_Task objective_
Pick out every line of the entries below where "color" occurs, and copy those lines.

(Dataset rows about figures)
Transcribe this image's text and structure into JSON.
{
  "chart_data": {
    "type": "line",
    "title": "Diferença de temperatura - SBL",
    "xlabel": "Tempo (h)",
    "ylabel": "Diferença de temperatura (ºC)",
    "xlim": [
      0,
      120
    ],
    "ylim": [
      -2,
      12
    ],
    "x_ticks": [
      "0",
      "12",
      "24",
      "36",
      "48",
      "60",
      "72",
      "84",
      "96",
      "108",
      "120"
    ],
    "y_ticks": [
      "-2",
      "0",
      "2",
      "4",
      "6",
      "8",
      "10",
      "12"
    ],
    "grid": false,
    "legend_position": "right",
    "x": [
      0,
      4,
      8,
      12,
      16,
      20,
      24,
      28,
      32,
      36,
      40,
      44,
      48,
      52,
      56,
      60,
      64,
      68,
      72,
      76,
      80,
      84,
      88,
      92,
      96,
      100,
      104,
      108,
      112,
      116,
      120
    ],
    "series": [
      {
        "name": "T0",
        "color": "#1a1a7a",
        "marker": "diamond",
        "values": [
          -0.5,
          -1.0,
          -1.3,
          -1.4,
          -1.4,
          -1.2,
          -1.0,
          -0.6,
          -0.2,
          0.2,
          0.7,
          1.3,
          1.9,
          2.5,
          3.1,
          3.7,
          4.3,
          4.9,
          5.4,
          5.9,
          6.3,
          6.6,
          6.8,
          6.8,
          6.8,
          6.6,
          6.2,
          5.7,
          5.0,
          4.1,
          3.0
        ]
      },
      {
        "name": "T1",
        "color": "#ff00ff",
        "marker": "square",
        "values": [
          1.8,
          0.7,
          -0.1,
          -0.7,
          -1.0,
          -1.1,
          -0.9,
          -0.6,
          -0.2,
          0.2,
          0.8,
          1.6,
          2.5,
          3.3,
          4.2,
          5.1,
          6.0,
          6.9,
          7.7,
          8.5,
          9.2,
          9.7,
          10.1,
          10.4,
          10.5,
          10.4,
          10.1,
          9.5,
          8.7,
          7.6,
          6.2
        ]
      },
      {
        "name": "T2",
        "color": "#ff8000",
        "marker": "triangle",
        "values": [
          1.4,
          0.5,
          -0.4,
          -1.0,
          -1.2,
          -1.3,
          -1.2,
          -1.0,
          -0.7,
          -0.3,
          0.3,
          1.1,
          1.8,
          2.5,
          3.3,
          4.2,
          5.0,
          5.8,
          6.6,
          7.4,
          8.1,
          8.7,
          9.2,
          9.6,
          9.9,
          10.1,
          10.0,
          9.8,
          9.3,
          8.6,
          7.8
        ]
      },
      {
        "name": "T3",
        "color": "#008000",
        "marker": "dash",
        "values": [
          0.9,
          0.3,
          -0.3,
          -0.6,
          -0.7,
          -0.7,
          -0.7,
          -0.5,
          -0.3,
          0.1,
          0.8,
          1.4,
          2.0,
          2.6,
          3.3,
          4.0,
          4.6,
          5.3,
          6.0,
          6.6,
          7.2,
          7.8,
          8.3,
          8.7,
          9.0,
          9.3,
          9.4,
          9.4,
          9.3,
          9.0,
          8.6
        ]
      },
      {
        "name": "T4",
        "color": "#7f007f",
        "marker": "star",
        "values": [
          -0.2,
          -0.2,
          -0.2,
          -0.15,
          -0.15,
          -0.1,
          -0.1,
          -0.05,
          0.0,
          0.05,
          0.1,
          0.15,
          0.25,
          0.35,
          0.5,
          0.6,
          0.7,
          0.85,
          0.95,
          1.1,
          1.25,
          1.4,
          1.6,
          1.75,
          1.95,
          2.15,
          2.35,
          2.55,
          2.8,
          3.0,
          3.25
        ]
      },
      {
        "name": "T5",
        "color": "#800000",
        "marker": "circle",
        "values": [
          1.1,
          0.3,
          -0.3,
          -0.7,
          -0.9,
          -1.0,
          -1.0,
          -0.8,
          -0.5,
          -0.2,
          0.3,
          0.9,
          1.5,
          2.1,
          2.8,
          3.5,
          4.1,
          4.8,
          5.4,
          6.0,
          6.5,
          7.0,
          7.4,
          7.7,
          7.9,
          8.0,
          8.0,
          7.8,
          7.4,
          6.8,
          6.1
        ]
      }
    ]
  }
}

_Task solution_
        "color": "#1a1a7a",
        "color": "#ff00ff",
        "color": "#ff8000",
        "color": "#008000",
        "color": "#7f007f",
        "color": "#800000",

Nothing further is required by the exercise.